Stored data entries:
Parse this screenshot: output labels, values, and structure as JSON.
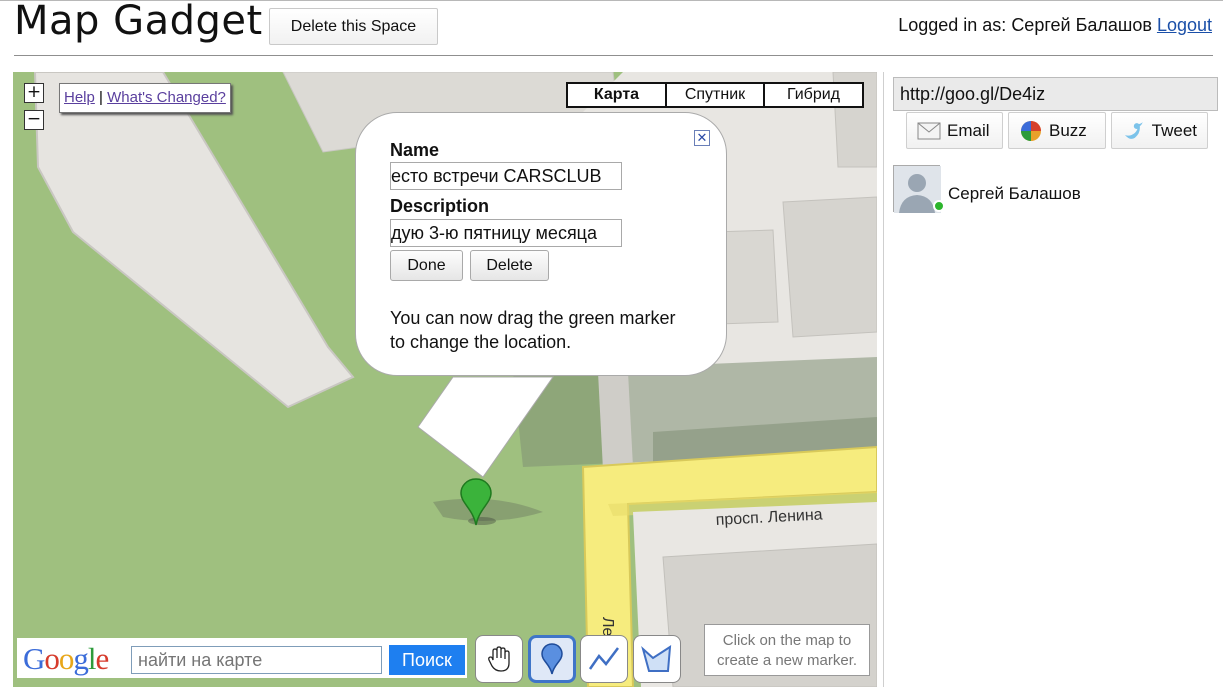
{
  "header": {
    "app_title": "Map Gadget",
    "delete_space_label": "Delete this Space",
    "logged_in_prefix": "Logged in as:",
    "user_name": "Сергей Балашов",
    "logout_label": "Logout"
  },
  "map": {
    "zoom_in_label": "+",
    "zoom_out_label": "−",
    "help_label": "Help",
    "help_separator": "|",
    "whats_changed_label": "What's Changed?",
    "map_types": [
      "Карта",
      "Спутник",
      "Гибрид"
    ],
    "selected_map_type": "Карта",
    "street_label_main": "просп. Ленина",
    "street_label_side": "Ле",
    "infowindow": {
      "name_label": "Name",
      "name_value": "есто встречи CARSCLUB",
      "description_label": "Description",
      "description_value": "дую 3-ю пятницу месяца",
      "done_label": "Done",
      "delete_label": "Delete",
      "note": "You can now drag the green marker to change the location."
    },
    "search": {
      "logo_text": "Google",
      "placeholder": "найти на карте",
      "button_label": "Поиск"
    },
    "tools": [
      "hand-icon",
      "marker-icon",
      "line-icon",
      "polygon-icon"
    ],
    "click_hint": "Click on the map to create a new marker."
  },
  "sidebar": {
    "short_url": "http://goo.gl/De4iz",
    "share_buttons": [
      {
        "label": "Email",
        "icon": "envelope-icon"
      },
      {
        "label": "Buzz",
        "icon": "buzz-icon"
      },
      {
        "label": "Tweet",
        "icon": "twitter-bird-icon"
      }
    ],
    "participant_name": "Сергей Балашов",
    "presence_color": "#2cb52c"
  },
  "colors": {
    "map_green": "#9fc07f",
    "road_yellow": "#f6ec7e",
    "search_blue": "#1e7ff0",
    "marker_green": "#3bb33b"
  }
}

◆ EXERCISE DIRECTIONS
Return the listing above word for word, with the pictures removed.

◆ EXPECTED ANSWER
Parse this screenshot: output labels, values, and structure as JSON.
{
  "header": {
    "app_title": "Map Gadget",
    "delete_space_label": "Delete this Space",
    "logged_in_prefix": "Logged in as:",
    "user_name": "Сергей Балашов",
    "logout_label": "Logout"
  },
  "map": {
    "zoom_in_label": "+",
    "zoom_out_label": "−",
    "help_label": "Help",
    "help_separator": "|",
    "whats_changed_label": "What's Changed?",
    "map_types": [
      "Карта",
      "Спутник",
      "Гибрид"
    ],
    "selected_map_type": "Карта",
    "street_label_main": "просп. Ленина",
    "street_label_side": "Ле",
    "infowindow": {
      "name_label": "Name",
      "name_value": "есто встречи CARSCLUB",
      "description_label": "Description",
      "description_value": "дую 3-ю пятницу месяца",
      "done_label": "Done",
      "delete_label": "Delete",
      "note": "You can now drag the green marker to change the location."
    },
    "search": {
      "logo_text": "Google",
      "placeholder": "найти на карте",
      "button_label": "Поиск"
    },
    "tools": [
      "hand-icon",
      "marker-icon",
      "line-icon",
      "polygon-icon"
    ],
    "click_hint": "Click on the map to create a new marker."
  },
  "sidebar": {
    "short_url": "http://goo.gl/De4iz",
    "share_buttons": [
      {
        "label": "Email",
        "icon": "envelope-icon"
      },
      {
        "label": "Buzz",
        "icon": "buzz-icon"
      },
      {
        "label": "Tweet",
        "icon": "twitter-bird-icon"
      }
    ],
    "participant_name": "Сергей Балашов",
    "presence_color": "#2cb52c"
  },
  "colors": {
    "map_green": "#9fc07f",
    "road_yellow": "#f6ec7e",
    "search_blue": "#1e7ff0",
    "marker_green": "#3bb33b"
  }
}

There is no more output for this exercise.